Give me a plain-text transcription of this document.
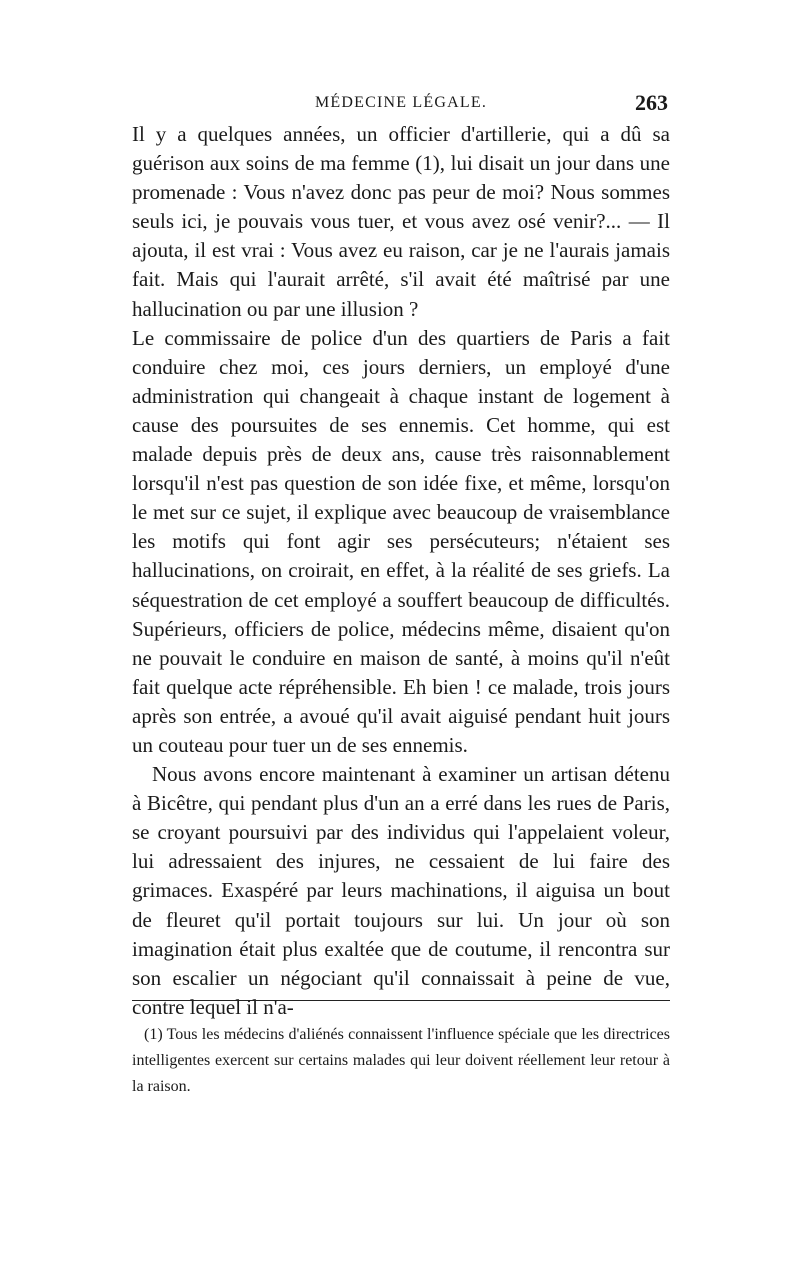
MÉDECINE LÉGALE.	263

Il y a quelques années, un officier d'artillerie, qui a dû sa guérison aux soins de ma femme (1), lui disait un jour dans une promenade : Vous n'avez donc pas peur de moi? Nous sommes seuls ici, je pouvais vous tuer, et vous avez osé venir?... — Il ajouta, il est vrai : Vous avez eu raison, car je ne l'aurais jamais fait. Mais qui l'aurait arrêté, s'il avait été maîtrisé par une hallucination ou par une illusion ?

Le commissaire de police d'un des quartiers de Paris a fait conduire chez moi, ces jours derniers, un employé d'une administration qui changeait à chaque instant de logement à cause des poursuites de ses ennemis. Cet homme, qui est malade depuis près de deux ans, cause très raisonnablement lorsqu'il n'est pas question de son idée fixe, et même, lorsqu'on le met sur ce sujet, il explique avec beaucoup de vraisemblance les motifs qui font agir ses persécuteurs; n'étaient ses hallucinations, on croirait, en effet, à la réalité de ses griefs. La séquestration de cet employé a souffert beaucoup de difficultés. Supérieurs, officiers de police, médecins même, disaient qu'on ne pouvait le conduire en maison de santé, à moins qu'il n'eût fait quelque acte répréhensible. Eh bien ! ce malade, trois jours après son entrée, a avoué qu'il avait aiguisé pendant huit jours un couteau pour tuer un de ses ennemis.

Nous avons encore maintenant à examiner un artisan détenu à Bicêtre, qui pendant plus d'un an a erré dans les rues de Paris, se croyant poursuivi par des individus qui l'appelaient voleur, lui adressaient des injures, ne cessaient de lui faire des grimaces. Exaspéré par leurs machinations, il aiguisa un bout de fleuret qu'il portait toujours sur lui. Un jour où son imagination était plus exaltée que de coutume, il rencontra sur son escalier un négociant qu'il connaissait à peine de vue, contre lequel il n'a-

(1) Tous les médecins d'aliénés connaissent l'influence spéciale que les directrices intelligentes exercent sur certains malades qui leur doivent réellement leur retour à la raison.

• **Prompt**
From the material above, copy everything exactly but the pictures.

• **Exercise response**
Give me a plain-text transcription of this document.
MÉDECINE LÉGALE.	263

Il y a quelques années, un officier d'artillerie, qui a dû sa guérison aux soins de ma femme (1), lui disait un jour dans une promenade : Vous n'avez donc pas peur de moi? Nous sommes seuls ici, je pouvais vous tuer, et vous avez osé venir?... — Il ajouta, il est vrai : Vous avez eu raison, car je ne l'aurais jamais fait. Mais qui l'aurait arrêté, s'il avait été maîtrisé par une hallucination ou par une illusion ?

Le commissaire de police d'un des quartiers de Paris a fait conduire chez moi, ces jours derniers, un employé d'une administration qui changeait à chaque instant de logement à cause des poursuites de ses ennemis. Cet homme, qui est malade depuis près de deux ans, cause très raisonnablement lorsqu'il n'est pas question de son idée fixe, et même, lorsqu'on le met sur ce sujet, il explique avec beaucoup de vraisemblance les motifs qui font agir ses persécuteurs; n'étaient ses hallucinations, on croirait, en effet, à la réalité de ses griefs. La séquestration de cet employé a souffert beaucoup de difficultés. Supérieurs, officiers de police, médecins même, disaient qu'on ne pouvait le conduire en maison de santé, à moins qu'il n'eût fait quelque acte répréhensible. Eh bien ! ce malade, trois jours après son entrée, a avoué qu'il avait aiguisé pendant huit jours un couteau pour tuer un de ses ennemis.

Nous avons encore maintenant à examiner un artisan détenu à Bicêtre, qui pendant plus d'un an a erré dans les rues de Paris, se croyant poursuivi par des individus qui l'appelaient voleur, lui adressaient des injures, ne cessaient de lui faire des grimaces. Exaspéré par leurs machinations, il aiguisa un bout de fleuret qu'il portait toujours sur lui. Un jour où son imagination était plus exaltée que de coutume, il rencontra sur son escalier un négociant qu'il connaissait à peine de vue, contre lequel il n'a-

(1) Tous les médecins d'aliénés connaissent l'influence spéciale que les directrices intelligentes exercent sur certains malades qui leur doivent réellement leur retour à la raison.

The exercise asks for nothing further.